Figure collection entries
* * * * * * *

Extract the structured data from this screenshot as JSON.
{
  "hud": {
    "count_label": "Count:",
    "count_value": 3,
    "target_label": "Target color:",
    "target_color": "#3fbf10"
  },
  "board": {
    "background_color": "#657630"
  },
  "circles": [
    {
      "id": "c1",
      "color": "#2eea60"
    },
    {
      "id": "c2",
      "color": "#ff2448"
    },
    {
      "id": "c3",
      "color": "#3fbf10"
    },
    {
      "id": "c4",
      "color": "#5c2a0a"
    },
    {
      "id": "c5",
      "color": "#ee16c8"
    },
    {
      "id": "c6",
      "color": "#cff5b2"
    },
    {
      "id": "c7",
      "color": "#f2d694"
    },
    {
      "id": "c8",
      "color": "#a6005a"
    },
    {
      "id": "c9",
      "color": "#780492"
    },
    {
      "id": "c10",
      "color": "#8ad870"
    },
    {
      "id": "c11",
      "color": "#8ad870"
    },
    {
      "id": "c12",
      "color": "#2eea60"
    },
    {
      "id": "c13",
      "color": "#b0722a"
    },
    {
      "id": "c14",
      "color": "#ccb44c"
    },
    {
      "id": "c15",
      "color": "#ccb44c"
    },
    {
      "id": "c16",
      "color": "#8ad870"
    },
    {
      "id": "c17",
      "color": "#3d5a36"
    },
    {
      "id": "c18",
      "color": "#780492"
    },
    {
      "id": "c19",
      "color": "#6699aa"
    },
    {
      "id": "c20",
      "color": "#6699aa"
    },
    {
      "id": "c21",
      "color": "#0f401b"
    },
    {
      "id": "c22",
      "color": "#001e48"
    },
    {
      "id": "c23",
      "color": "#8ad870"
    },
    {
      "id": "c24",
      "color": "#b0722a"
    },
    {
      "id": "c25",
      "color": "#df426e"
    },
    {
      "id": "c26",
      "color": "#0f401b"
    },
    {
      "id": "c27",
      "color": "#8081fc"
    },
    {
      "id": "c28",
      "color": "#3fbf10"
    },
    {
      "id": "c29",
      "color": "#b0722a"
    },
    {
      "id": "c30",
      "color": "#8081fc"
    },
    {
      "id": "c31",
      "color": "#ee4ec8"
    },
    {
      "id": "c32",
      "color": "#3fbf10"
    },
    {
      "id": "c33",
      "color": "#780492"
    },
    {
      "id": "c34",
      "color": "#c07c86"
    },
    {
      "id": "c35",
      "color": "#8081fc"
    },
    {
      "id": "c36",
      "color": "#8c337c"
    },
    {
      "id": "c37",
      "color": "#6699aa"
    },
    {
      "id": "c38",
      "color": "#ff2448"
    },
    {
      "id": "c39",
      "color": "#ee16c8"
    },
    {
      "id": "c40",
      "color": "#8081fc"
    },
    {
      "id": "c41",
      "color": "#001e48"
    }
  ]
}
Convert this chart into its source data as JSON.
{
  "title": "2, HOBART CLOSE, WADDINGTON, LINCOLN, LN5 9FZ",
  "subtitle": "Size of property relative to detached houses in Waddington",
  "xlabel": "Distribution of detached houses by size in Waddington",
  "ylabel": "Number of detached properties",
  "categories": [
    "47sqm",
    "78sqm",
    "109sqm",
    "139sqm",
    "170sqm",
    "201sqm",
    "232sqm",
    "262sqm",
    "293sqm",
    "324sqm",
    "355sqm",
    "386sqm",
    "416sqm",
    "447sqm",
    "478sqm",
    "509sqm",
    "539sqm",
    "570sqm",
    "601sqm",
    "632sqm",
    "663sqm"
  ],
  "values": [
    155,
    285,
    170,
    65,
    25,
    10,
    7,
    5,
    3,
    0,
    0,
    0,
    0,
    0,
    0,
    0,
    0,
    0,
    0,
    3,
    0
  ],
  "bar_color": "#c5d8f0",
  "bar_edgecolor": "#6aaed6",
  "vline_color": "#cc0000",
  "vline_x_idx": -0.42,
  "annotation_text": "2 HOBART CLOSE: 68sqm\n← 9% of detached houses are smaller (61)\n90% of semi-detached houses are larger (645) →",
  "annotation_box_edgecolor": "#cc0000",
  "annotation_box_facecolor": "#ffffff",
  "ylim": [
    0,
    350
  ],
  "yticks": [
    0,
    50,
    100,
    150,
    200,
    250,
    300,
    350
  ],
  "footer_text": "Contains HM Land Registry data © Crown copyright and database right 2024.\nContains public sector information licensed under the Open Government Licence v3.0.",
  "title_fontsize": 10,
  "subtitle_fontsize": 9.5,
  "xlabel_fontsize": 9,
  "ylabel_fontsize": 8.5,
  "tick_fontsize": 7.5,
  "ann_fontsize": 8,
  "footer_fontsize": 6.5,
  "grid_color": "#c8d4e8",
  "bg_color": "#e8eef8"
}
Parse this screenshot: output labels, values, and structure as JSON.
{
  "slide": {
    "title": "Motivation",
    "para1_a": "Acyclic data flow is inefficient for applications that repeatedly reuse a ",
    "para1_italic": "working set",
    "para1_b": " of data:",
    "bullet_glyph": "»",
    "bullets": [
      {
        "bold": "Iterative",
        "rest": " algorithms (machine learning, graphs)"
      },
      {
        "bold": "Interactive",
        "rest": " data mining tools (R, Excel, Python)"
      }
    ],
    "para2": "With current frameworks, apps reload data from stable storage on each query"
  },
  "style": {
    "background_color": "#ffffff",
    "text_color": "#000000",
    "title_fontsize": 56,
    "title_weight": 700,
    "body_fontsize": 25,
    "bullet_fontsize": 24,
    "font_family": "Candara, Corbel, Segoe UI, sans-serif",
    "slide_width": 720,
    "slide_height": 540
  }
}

* * * * * * *

• [WHAT THE TASK REQUIRES]:
Write out the full set of records exactly as given.

• [RESULT OF THIS EXERCISE]:
Extract the structured data from this screenshot as JSON.
{
  "hud": {
    "count_label": "Count:",
    "count_value": 3,
    "target_label": "Target color:",
    "target_color": "#3fbf10"
  },
  "board": {
    "background_color": "#657630"
  },
  "circles": [
    {
      "id": "c1",
      "color": "#2eea60"
    },
    {
      "id": "c2",
      "color": "#ff2448"
    },
    {
      "id": "c3",
      "color": "#3fbf10"
    },
    {
      "id": "c4",
      "color": "#5c2a0a"
    },
    {
      "id": "c5",
      "color": "#ee16c8"
    },
    {
      "id": "c6",
      "color": "#cff5b2"
    },
    {
      "id": "c7",
      "color": "#f2d694"
    },
    {
      "id": "c8",
      "color": "#a6005a"
    },
    {
      "id": "c9",
      "color": "#780492"
    },
    {
      "id": "c10",
      "color": "#8ad870"
    },
    {
      "id": "c11",
      "color": "#8ad870"
    },
    {
      "id": "c12",
      "color": "#2eea60"
    },
    {
      "id": "c13",
      "color": "#b0722a"
    },
    {
      "id": "c14",
      "color": "#ccb44c"
    },
    {
      "id": "c15",
      "color": "#ccb44c"
    },
    {
      "id": "c16",
      "color": "#8ad870"
    },
    {
      "id": "c17",
      "color": "#3d5a36"
    },
    {
      "id": "c18",
      "color": "#780492"
    },
    {
      "id": "c19",
      "color": "#6699aa"
    },
    {
      "id": "c20",
      "color": "#6699aa"
    },
    {
      "id": "c21",
      "color": "#0f401b"
    },
    {
      "id": "c22",
      "color": "#001e48"
    },
    {
      "id": "c23",
      "color": "#8ad870"
    },
    {
      "id": "c24",
      "color": "#b0722a"
    },
    {
      "id": "c25",
      "color": "#df426e"
    },
    {
      "id": "c26",
      "color": "#0f401b"
    },
    {
      "id": "c27",
      "color": "#8081fc"
    },
    {
      "id": "c28",
      "color": "#3fbf10"
    },
    {
      "id": "c29",
      "color": "#b0722a"
    },
    {
      "id": "c30",
      "color": "#8081fc"
    },
    {
      "id": "c31",
      "color": "#ee4ec8"
    },
    {
      "id": "c32",
      "color": "#3fbf10"
    },
    {
      "id": "c33",
      "color": "#780492"
    },
    {
      "id": "c34",
      "color": "#c07c86"
    },
    {
      "id": "c35",
      "color": "#8081fc"
    },
    {
      "id": "c36",
      "color": "#8c337c"
    },
    {
      "id": "c37",
      "color": "#6699aa"
    },
    {
      "id": "c38",
      "color": "#ff2448"
    },
    {
      "id": "c39",
      "color": "#ee16c8"
    },
    {
      "id": "c40",
      "color": "#8081fc"
    },
    {
      "id": "c41",
      "color": "#001e48"
    }
  ]
}
Convert this chart into its source data as JSON.
{
  "title": "2, HOBART CLOSE, WADDINGTON, LINCOLN, LN5 9FZ",
  "subtitle": "Size of property relative to detached houses in Waddington",
  "xlabel": "Distribution of detached houses by size in Waddington",
  "ylabel": "Number of detached properties",
  "categories": [
    "47sqm",
    "78sqm",
    "109sqm",
    "139sqm",
    "170sqm",
    "201sqm",
    "232sqm",
    "262sqm",
    "293sqm",
    "324sqm",
    "355sqm",
    "386sqm",
    "416sqm",
    "447sqm",
    "478sqm",
    "509sqm",
    "539sqm",
    "570sqm",
    "601sqm",
    "632sqm",
    "663sqm"
  ],
  "values": [
    155,
    285,
    170,
    65,
    25,
    10,
    7,
    5,
    3,
    0,
    0,
    0,
    0,
    0,
    0,
    0,
    0,
    0,
    0,
    3,
    0
  ],
  "bar_color": "#c5d8f0",
  "bar_edgecolor": "#6aaed6",
  "vline_color": "#cc0000",
  "vline_x_idx": -0.42,
  "annotation_text": "2 HOBART CLOSE: 68sqm\n← 9% of detached houses are smaller (61)\n90% of semi-detached houses are larger (645) →",
  "annotation_box_edgecolor": "#cc0000",
  "annotation_box_facecolor": "#ffffff",
  "ylim": [
    0,
    350
  ],
  "yticks": [
    0,
    50,
    100,
    150,
    200,
    250,
    300,
    350
  ],
  "footer_text": "Contains HM Land Registry data © Crown copyright and database right 2024.\nContains public sector information licensed under the Open Government Licence v3.0.",
  "title_fontsize": 10,
  "subtitle_fontsize": 9.5,
  "xlabel_fontsize": 9,
  "ylabel_fontsize": 8.5,
  "tick_fontsize": 7.5,
  "ann_fontsize": 8,
  "footer_fontsize": 6.5,
  "grid_color": "#c8d4e8",
  "bg_color": "#e8eef8"
}
Parse this screenshot: output labels, values, and structure as JSON.
{
  "slide": {
    "title": "Motivation",
    "para1_a": "Acyclic data flow is inefficient for applications that repeatedly reuse a ",
    "para1_italic": "working set",
    "para1_b": " of data:",
    "bullet_glyph": "»",
    "bullets": [
      {
        "bold": "Iterative",
        "rest": " algorithms (machine learning, graphs)"
      },
      {
        "bold": "Interactive",
        "rest": " data mining tools (R, Excel, Python)"
      }
    ],
    "para2": "With current frameworks, apps reload data from stable storage on each query"
  },
  "style": {
    "background_color": "#ffffff",
    "text_color": "#000000",
    "title_fontsize": 56,
    "title_weight": 700,
    "body_fontsize": 25,
    "bullet_fontsize": 24,
    "font_family": "Candara, Corbel, Segoe UI, sans-serif",
    "slide_width": 720,
    "slide_height": 540
  }
}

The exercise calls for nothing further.